[Dataset records]
● ● ● ● ● ● ●

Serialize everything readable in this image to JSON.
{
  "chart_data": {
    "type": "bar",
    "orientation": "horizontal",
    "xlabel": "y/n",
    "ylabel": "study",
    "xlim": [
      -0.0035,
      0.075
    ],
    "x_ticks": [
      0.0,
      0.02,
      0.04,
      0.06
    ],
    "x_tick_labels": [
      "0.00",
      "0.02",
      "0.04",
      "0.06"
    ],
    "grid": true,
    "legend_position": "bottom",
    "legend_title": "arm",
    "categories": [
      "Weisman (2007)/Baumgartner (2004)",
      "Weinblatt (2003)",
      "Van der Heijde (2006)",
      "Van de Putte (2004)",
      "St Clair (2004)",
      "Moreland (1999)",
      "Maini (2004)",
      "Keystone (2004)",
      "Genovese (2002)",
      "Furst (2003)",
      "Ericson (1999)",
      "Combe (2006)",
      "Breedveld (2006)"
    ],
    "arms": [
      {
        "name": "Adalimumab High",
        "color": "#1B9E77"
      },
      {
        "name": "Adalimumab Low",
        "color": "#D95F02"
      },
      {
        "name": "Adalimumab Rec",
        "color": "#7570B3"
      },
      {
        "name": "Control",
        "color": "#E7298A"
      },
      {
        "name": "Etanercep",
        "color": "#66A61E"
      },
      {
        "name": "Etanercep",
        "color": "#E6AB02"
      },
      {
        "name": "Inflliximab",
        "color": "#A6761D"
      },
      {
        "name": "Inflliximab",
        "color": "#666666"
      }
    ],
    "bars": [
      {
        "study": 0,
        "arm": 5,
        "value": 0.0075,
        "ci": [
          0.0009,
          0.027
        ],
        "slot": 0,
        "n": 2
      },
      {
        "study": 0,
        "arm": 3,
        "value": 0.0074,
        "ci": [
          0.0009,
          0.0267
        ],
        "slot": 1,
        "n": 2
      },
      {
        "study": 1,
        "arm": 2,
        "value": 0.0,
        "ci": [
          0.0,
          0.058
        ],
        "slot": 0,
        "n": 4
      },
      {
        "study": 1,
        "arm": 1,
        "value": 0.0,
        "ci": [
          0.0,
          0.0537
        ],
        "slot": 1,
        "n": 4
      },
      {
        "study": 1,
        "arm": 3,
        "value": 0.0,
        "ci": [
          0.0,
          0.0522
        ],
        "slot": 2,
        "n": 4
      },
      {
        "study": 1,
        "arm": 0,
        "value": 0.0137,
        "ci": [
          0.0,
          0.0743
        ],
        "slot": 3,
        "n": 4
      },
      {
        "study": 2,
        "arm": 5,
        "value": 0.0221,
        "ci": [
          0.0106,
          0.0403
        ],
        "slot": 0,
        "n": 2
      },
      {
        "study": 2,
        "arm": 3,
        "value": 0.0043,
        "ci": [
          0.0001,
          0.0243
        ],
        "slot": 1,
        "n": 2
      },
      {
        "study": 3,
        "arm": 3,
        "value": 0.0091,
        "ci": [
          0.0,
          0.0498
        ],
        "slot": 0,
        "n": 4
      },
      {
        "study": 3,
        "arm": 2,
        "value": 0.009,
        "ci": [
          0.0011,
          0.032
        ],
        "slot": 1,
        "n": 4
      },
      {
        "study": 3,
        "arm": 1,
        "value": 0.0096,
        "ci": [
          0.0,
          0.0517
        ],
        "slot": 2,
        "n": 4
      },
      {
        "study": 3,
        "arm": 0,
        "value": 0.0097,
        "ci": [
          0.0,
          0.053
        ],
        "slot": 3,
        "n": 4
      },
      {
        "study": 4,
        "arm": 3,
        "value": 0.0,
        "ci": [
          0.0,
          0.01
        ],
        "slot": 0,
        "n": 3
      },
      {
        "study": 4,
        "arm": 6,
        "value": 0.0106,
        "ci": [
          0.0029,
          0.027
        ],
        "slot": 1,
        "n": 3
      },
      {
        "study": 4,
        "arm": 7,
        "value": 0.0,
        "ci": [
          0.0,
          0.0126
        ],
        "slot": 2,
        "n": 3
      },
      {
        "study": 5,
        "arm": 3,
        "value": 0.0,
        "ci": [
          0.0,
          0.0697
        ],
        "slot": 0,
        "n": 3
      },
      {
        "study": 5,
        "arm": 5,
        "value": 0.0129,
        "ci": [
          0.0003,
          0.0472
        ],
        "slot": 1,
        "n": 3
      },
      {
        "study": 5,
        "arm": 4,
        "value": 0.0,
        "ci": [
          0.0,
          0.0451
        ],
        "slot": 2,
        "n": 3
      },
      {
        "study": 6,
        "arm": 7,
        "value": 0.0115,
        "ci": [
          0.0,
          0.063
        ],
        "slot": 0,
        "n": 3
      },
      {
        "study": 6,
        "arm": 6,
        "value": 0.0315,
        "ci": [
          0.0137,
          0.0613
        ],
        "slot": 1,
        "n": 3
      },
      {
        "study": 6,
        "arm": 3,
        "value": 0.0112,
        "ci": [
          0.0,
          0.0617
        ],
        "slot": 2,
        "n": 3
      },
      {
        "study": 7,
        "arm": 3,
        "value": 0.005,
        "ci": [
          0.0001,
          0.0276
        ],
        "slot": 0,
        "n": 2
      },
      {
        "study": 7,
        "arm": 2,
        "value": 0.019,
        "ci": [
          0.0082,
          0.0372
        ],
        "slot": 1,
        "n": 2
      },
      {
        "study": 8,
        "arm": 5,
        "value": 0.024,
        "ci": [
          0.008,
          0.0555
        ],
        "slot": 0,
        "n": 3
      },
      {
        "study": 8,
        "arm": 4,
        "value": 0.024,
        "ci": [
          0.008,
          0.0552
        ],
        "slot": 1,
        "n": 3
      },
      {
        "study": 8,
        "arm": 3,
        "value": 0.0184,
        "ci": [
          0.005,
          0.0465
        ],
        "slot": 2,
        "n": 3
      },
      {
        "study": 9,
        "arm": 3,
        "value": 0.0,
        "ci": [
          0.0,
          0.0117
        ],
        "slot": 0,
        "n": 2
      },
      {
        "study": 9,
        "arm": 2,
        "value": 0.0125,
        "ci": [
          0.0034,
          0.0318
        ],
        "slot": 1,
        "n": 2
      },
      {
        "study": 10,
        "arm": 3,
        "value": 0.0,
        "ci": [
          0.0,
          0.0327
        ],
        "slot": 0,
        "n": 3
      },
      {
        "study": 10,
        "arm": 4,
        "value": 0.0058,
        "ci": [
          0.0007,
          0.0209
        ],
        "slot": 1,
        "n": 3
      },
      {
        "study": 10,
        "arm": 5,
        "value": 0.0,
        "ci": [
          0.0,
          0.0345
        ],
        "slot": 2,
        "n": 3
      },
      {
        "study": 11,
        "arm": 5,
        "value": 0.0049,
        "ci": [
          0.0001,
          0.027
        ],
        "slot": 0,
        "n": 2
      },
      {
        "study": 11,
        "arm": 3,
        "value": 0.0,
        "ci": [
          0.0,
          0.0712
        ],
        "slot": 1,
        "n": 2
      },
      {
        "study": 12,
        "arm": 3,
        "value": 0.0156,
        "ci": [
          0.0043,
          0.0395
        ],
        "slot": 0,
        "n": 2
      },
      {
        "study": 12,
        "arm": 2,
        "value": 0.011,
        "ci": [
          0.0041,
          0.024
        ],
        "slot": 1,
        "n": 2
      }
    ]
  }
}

● ● ● ● ● ● ●

Stated goal> Return each line of the data exactly as written above.

Output of the exercise>
Serialize everything readable in this image to JSON.
{
  "chart_data": {
    "type": "bar",
    "orientation": "horizontal",
    "xlabel": "y/n",
    "ylabel": "study",
    "xlim": [
      -0.0035,
      0.075
    ],
    "x_ticks": [
      0.0,
      0.02,
      0.04,
      0.06
    ],
    "x_tick_labels": [
      "0.00",
      "0.02",
      "0.04",
      "0.06"
    ],
    "grid": true,
    "legend_position": "bottom",
    "legend_title": "arm",
    "categories": [
      "Weisman (2007)/Baumgartner (2004)",
      "Weinblatt (2003)",
      "Van der Heijde (2006)",
      "Van de Putte (2004)",
      "St Clair (2004)",
      "Moreland (1999)",
      "Maini (2004)",
      "Keystone (2004)",
      "Genovese (2002)",
      "Furst (2003)",
      "Ericson (1999)",
      "Combe (2006)",
      "Breedveld (2006)"
    ],
    "arms": [
      {
        "name": "Adalimumab High",
        "color": "#1B9E77"
      },
      {
        "name": "Adalimumab Low",
        "color": "#D95F02"
      },
      {
        "name": "Adalimumab Rec",
        "color": "#7570B3"
      },
      {
        "name": "Control",
        "color": "#E7298A"
      },
      {
        "name": "Etanercep",
        "color": "#66A61E"
      },
      {
        "name": "Etanercep",
        "color": "#E6AB02"
      },
      {
        "name": "Inflliximab",
        "color": "#A6761D"
      },
      {
        "name": "Inflliximab",
        "color": "#666666"
      }
    ],
    "bars": [
      {
        "study": 0,
        "arm": 5,
        "value": 0.0075,
        "ci": [
          0.0009,
          0.027
        ],
        "slot": 0,
        "n": 2
      },
      {
        "study": 0,
        "arm": 3,
        "value": 0.0074,
        "ci": [
          0.0009,
          0.0267
        ],
        "slot": 1,
        "n": 2
      },
      {
        "study": 1,
        "arm": 2,
        "value": 0.0,
        "ci": [
          0.0,
          0.058
        ],
        "slot": 0,
        "n": 4
      },
      {
        "study": 1,
        "arm": 1,
        "value": 0.0,
        "ci": [
          0.0,
          0.0537
        ],
        "slot": 1,
        "n": 4
      },
      {
        "study": 1,
        "arm": 3,
        "value": 0.0,
        "ci": [
          0.0,
          0.0522
        ],
        "slot": 2,
        "n": 4
      },
      {
        "study": 1,
        "arm": 0,
        "value": 0.0137,
        "ci": [
          0.0,
          0.0743
        ],
        "slot": 3,
        "n": 4
      },
      {
        "study": 2,
        "arm": 5,
        "value": 0.0221,
        "ci": [
          0.0106,
          0.0403
        ],
        "slot": 0,
        "n": 2
      },
      {
        "study": 2,
        "arm": 3,
        "value": 0.0043,
        "ci": [
          0.0001,
          0.0243
        ],
        "slot": 1,
        "n": 2
      },
      {
        "study": 3,
        "arm": 3,
        "value": 0.0091,
        "ci": [
          0.0,
          0.0498
        ],
        "slot": 0,
        "n": 4
      },
      {
        "study": 3,
        "arm": 2,
        "value": 0.009,
        "ci": [
          0.0011,
          0.032
        ],
        "slot": 1,
        "n": 4
      },
      {
        "study": 3,
        "arm": 1,
        "value": 0.0096,
        "ci": [
          0.0,
          0.0517
        ],
        "slot": 2,
        "n": 4
      },
      {
        "study": 3,
        "arm": 0,
        "value": 0.0097,
        "ci": [
          0.0,
          0.053
        ],
        "slot": 3,
        "n": 4
      },
      {
        "study": 4,
        "arm": 3,
        "value": 0.0,
        "ci": [
          0.0,
          0.01
        ],
        "slot": 0,
        "n": 3
      },
      {
        "study": 4,
        "arm": 6,
        "value": 0.0106,
        "ci": [
          0.0029,
          0.027
        ],
        "slot": 1,
        "n": 3
      },
      {
        "study": 4,
        "arm": 7,
        "value": 0.0,
        "ci": [
          0.0,
          0.0126
        ],
        "slot": 2,
        "n": 3
      },
      {
        "study": 5,
        "arm": 3,
        "value": 0.0,
        "ci": [
          0.0,
          0.0697
        ],
        "slot": 0,
        "n": 3
      },
      {
        "study": 5,
        "arm": 5,
        "value": 0.0129,
        "ci": [
          0.0003,
          0.0472
        ],
        "slot": 1,
        "n": 3
      },
      {
        "study": 5,
        "arm": 4,
        "value": 0.0,
        "ci": [
          0.0,
          0.0451
        ],
        "slot": 2,
        "n": 3
      },
      {
        "study": 6,
        "arm": 7,
        "value": 0.0115,
        "ci": [
          0.0,
          0.063
        ],
        "slot": 0,
        "n": 3
      },
      {
        "study": 6,
        "arm": 6,
        "value": 0.0315,
        "ci": [
          0.0137,
          0.0613
        ],
        "slot": 1,
        "n": 3
      },
      {
        "study": 6,
        "arm": 3,
        "value": 0.0112,
        "ci": [
          0.0,
          0.0617
        ],
        "slot": 2,
        "n": 3
      },
      {
        "study": 7,
        "arm": 3,
        "value": 0.005,
        "ci": [
          0.0001,
          0.0276
        ],
        "slot": 0,
        "n": 2
      },
      {
        "study": 7,
        "arm": 2,
        "value": 0.019,
        "ci": [
          0.0082,
          0.0372
        ],
        "slot": 1,
        "n": 2
      },
      {
        "study": 8,
        "arm": 5,
        "value": 0.024,
        "ci": [
          0.008,
          0.0555
        ],
        "slot": 0,
        "n": 3
      },
      {
        "study": 8,
        "arm": 4,
        "value": 0.024,
        "ci": [
          0.008,
          0.0552
        ],
        "slot": 1,
        "n": 3
      },
      {
        "study": 8,
        "arm": 3,
        "value": 0.0184,
        "ci": [
          0.005,
          0.0465
        ],
        "slot": 2,
        "n": 3
      },
      {
        "study": 9,
        "arm": 3,
        "value": 0.0,
        "ci": [
          0.0,
          0.0117
        ],
        "slot": 0,
        "n": 2
      },
      {
        "study": 9,
        "arm": 2,
        "value": 0.0125,
        "ci": [
          0.0034,
          0.0318
        ],
        "slot": 1,
        "n": 2
      },
      {
        "study": 10,
        "arm": 3,
        "value": 0.0,
        "ci": [
          0.0,
          0.0327
        ],
        "slot": 0,
        "n": 3
      },
      {
        "study": 10,
        "arm": 4,
        "value": 0.0058,
        "ci": [
          0.0007,
          0.0209
        ],
        "slot": 1,
        "n": 3
      },
      {
        "study": 10,
        "arm": 5,
        "value": 0.0,
        "ci": [
          0.0,
          0.0345
        ],
        "slot": 2,
        "n": 3
      },
      {
        "study": 11,
        "arm": 5,
        "value": 0.0049,
        "ci": [
          0.0001,
          0.027
        ],
        "slot": 0,
        "n": 2
      },
      {
        "study": 11,
        "arm": 3,
        "value": 0.0,
        "ci": [
          0.0,
          0.0712
        ],
        "slot": 1,
        "n": 2
      },
      {
        "study": 12,
        "arm": 3,
        "value": 0.0156,
        "ci": [
          0.0043,
          0.0395
        ],
        "slot": 0,
        "n": 2
      },
      {
        "study": 12,
        "arm": 2,
        "value": 0.011,
        "ci": [
          0.0041,
          0.024
        ],
        "slot": 1,
        "n": 2
      }
    ]
  }
}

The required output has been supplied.